■ The task ■
Without the pictures, repeat the listing character for character.

■ Information supplied ■
[BEGIN]

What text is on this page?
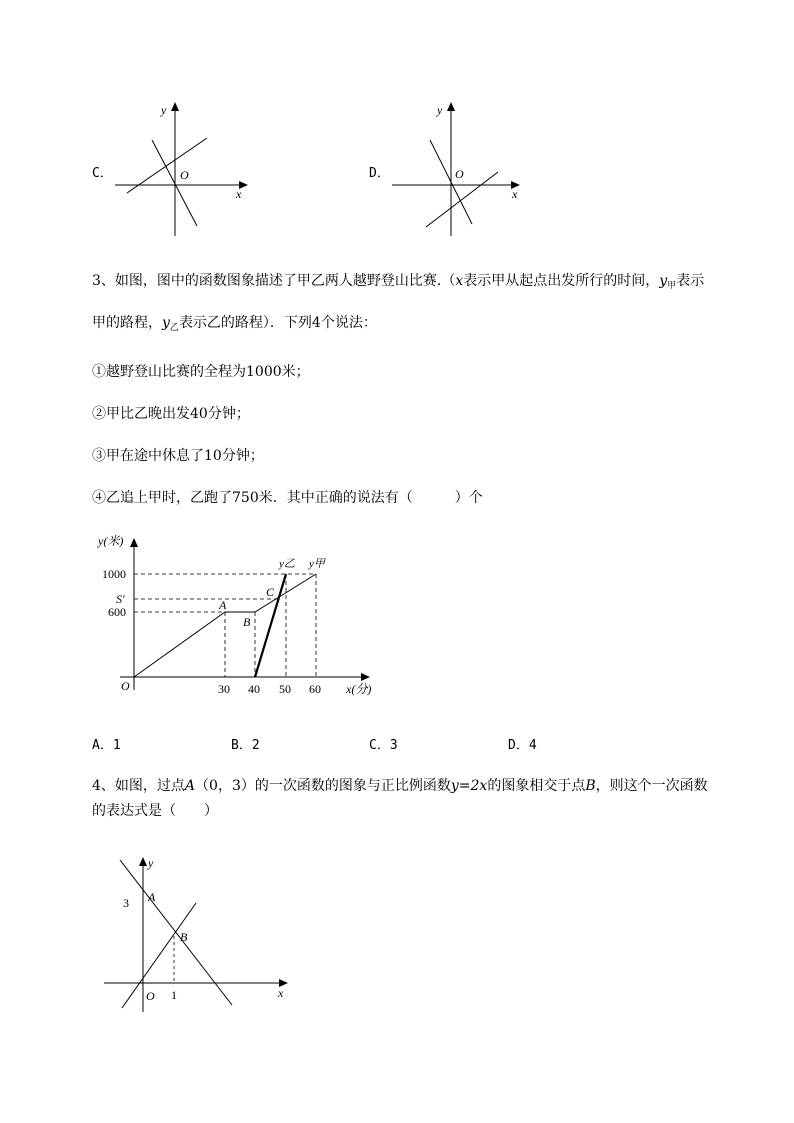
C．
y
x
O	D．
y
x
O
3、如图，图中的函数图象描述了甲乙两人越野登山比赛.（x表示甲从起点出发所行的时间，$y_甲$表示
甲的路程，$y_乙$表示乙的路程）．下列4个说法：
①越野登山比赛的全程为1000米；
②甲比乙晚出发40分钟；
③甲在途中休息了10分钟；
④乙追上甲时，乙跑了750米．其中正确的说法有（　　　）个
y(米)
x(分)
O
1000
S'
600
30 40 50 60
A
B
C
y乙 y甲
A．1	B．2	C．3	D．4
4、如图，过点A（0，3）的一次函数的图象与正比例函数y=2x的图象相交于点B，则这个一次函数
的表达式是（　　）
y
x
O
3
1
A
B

[END]

■ Task result ■
What text is on this page?
C．
y
x
O	D．
y
x
O
3、如图，图中的函数图象描述了甲乙两人越野登山比赛.（x表示甲从起点出发所行的时间，$y_甲$表示
甲的路程，$y_乙$表示乙的路程）．下列4个说法：
①越野登山比赛的全程为1000米；
②甲比乙晚出发40分钟；
③甲在途中休息了10分钟；
④乙追上甲时，乙跑了750米．其中正确的说法有（　　　）个
y(米)
x(分)
O
1000
S'
600
30 40 50 60
A
B
C
y乙 y甲
A．1	B．2	C．3	D．4
4、如图，过点A（0，3）的一次函数的图象与正比例函数y=2x的图象相交于点B，则这个一次函数
的表达式是（　　）
y
x
O
3
1
A
B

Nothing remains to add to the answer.